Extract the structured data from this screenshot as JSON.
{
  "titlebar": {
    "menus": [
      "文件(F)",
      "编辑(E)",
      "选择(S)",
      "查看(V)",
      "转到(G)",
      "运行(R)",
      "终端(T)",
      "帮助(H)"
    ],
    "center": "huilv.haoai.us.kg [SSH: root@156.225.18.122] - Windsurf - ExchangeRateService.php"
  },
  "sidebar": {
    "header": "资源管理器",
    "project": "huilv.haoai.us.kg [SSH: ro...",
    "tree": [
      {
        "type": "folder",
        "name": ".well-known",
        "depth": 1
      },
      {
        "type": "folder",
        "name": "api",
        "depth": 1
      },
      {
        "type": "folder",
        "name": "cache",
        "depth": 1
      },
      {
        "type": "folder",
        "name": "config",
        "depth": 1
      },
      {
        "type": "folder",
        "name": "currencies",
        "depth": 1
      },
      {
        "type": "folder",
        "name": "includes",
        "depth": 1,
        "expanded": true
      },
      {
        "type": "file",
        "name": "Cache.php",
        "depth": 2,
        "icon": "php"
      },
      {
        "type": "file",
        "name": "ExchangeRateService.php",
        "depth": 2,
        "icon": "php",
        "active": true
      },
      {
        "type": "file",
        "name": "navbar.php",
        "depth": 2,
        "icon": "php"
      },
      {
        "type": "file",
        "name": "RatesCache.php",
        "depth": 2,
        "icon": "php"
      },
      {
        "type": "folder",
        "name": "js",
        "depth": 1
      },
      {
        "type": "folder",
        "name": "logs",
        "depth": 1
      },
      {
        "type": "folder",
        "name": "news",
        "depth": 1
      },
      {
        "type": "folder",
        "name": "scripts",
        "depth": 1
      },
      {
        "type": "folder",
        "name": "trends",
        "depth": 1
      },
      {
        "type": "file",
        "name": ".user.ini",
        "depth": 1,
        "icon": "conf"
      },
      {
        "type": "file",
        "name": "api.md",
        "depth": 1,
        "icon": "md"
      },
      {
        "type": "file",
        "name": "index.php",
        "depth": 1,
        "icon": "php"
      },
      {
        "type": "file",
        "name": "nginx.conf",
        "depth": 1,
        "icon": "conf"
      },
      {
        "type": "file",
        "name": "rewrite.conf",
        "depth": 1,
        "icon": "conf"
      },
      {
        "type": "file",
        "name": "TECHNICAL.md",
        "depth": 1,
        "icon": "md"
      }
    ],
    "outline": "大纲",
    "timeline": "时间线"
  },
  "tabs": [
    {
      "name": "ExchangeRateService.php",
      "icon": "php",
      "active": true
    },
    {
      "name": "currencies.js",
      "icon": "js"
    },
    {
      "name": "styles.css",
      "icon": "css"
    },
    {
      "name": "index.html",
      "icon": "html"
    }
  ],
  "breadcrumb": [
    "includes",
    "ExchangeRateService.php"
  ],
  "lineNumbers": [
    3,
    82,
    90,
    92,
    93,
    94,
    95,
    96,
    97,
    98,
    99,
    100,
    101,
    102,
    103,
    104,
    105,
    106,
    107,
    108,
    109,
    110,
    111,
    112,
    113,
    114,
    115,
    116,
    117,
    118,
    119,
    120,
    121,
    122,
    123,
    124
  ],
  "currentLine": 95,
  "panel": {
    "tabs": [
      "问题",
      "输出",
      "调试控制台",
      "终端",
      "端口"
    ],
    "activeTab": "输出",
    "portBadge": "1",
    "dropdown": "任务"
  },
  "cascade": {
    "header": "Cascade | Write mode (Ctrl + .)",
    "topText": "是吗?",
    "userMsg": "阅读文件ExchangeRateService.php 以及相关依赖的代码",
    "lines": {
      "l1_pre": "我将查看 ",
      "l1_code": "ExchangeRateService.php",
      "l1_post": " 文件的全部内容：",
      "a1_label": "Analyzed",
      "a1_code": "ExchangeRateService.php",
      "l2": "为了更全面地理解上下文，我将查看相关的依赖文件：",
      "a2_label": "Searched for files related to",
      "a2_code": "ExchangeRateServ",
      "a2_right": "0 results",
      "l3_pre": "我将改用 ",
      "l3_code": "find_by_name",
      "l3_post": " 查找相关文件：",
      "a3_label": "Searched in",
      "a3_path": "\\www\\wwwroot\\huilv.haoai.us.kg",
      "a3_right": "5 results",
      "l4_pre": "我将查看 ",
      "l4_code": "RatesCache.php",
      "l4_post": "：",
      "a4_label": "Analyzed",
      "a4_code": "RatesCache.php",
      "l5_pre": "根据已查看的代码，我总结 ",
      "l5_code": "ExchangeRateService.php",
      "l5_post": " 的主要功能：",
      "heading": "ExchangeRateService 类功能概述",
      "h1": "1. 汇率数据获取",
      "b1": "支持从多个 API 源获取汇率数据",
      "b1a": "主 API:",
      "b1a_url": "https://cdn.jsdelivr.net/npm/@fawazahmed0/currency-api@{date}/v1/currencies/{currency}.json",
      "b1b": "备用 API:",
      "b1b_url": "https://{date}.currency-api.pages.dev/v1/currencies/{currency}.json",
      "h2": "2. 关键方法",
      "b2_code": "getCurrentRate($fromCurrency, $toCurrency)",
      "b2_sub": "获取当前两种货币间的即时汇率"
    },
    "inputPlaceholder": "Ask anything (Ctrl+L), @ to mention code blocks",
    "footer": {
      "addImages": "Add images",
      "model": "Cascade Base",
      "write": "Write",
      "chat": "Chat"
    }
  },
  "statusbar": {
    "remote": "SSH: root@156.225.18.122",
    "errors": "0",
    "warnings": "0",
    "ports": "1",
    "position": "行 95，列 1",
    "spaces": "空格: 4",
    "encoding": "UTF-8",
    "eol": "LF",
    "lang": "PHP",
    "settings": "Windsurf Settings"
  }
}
• • • • •
SHORT EXERCISE:
Look through the records and gather every line containing "https".

FINAL ANSWER:
      "b1a_url": "https://cdn.jsdelivr.net/npm/@fawazahmed0/currency-api@{date}/v1/currencies/{currency}.json",
      "b1b_url": "https://{date}.currency-api.pages.dev/v1/currencies/{currency}.json",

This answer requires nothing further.